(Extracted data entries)

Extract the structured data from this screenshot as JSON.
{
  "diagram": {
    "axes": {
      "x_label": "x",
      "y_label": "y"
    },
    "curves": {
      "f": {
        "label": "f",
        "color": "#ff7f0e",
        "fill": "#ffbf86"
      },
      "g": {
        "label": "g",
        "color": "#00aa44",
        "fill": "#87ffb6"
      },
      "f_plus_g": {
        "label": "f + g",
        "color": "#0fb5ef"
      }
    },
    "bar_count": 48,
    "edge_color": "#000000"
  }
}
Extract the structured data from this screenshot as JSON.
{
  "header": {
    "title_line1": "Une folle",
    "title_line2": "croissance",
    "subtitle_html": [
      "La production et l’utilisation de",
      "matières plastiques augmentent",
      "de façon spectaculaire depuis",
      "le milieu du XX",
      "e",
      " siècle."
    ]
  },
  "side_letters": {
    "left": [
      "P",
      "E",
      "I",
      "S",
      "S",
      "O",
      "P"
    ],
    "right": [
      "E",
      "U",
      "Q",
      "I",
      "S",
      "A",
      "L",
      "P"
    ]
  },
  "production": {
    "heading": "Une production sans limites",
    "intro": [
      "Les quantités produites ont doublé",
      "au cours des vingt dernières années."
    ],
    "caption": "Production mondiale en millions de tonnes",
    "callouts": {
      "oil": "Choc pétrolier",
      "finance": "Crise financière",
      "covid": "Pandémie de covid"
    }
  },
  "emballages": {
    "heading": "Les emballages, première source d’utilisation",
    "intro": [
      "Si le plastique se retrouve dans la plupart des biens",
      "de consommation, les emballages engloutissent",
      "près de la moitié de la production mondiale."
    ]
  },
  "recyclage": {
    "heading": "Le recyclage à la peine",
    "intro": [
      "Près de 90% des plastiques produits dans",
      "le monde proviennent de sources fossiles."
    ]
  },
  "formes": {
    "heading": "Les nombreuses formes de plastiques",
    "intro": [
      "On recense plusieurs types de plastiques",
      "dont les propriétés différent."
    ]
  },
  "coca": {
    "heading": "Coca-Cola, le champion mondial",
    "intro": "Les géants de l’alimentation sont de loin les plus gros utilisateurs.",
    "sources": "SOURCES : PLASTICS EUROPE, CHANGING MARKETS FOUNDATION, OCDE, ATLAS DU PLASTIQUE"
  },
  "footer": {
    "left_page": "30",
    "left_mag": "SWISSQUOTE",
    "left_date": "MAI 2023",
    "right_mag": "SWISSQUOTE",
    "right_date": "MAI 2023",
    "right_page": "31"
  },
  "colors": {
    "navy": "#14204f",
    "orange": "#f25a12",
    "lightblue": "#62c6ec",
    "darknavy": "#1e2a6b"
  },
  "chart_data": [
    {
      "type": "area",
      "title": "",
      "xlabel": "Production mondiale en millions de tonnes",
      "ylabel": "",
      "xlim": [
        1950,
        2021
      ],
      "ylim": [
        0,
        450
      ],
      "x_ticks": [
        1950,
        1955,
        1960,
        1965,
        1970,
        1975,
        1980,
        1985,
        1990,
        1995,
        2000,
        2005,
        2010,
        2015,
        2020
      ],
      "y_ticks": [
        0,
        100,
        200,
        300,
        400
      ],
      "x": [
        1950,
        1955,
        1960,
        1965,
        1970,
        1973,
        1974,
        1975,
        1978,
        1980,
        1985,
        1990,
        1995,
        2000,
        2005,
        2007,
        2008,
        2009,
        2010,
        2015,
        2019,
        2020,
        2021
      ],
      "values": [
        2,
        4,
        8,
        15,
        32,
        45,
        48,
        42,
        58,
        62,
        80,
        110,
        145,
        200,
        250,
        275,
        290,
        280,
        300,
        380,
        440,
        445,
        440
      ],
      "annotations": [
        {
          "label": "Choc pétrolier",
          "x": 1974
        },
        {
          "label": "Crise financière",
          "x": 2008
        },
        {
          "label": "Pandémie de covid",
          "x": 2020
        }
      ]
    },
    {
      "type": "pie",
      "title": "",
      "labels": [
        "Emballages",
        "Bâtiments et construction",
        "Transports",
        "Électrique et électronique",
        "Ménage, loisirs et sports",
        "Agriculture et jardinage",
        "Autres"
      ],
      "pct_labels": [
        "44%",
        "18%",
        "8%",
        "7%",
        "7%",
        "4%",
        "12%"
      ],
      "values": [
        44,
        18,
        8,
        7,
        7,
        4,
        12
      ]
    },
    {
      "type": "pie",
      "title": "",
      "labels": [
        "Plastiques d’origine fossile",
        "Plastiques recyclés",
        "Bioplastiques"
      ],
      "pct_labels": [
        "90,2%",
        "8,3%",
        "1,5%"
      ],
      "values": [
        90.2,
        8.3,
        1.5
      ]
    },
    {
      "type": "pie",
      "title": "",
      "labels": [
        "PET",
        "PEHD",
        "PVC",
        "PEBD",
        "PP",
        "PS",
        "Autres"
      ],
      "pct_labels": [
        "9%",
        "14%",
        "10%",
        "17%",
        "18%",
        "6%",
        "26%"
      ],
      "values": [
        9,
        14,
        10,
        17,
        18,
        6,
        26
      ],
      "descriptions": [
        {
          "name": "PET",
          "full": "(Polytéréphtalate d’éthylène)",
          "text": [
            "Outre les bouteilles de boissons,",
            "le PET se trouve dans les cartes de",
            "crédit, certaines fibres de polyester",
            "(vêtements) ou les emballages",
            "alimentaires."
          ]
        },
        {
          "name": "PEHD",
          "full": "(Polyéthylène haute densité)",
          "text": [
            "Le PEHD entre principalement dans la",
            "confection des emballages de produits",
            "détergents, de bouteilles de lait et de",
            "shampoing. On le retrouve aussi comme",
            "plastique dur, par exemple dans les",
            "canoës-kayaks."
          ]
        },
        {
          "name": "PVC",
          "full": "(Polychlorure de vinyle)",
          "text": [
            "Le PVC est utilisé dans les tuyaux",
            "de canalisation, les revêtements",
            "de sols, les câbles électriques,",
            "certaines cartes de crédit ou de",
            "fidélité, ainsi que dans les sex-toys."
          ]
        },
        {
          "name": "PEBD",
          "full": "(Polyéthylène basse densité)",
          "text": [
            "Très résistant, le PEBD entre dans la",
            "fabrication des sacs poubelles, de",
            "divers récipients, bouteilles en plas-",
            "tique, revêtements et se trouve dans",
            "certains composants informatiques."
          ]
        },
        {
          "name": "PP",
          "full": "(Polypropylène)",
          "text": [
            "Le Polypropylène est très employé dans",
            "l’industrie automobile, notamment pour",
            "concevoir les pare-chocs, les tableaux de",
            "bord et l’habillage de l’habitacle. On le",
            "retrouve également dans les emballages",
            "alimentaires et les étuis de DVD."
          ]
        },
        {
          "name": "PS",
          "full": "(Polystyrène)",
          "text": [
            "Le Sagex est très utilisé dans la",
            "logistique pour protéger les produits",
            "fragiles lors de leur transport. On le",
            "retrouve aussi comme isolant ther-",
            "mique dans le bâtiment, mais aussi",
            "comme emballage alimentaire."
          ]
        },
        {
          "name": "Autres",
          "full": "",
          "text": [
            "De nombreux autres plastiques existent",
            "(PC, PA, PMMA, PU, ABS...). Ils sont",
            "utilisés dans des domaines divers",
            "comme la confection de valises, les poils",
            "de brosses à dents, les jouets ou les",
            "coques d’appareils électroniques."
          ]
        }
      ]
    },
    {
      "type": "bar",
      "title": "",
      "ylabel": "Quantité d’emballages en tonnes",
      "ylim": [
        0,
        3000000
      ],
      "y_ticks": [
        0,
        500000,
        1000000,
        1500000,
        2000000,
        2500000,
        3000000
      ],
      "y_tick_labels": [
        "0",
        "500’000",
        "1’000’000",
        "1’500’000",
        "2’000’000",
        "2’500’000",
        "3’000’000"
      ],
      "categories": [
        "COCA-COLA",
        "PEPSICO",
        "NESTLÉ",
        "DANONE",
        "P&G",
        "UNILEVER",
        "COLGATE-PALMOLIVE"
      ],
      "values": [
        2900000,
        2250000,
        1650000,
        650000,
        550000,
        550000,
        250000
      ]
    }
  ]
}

■ WHAT THIS TASK INVOLVES: Go through the lines above. Select every one that has the string "alimentaires".

■ EXERCISE SOLUTION:
            "alimentaires."
            "alimentaires et les étuis de DVD."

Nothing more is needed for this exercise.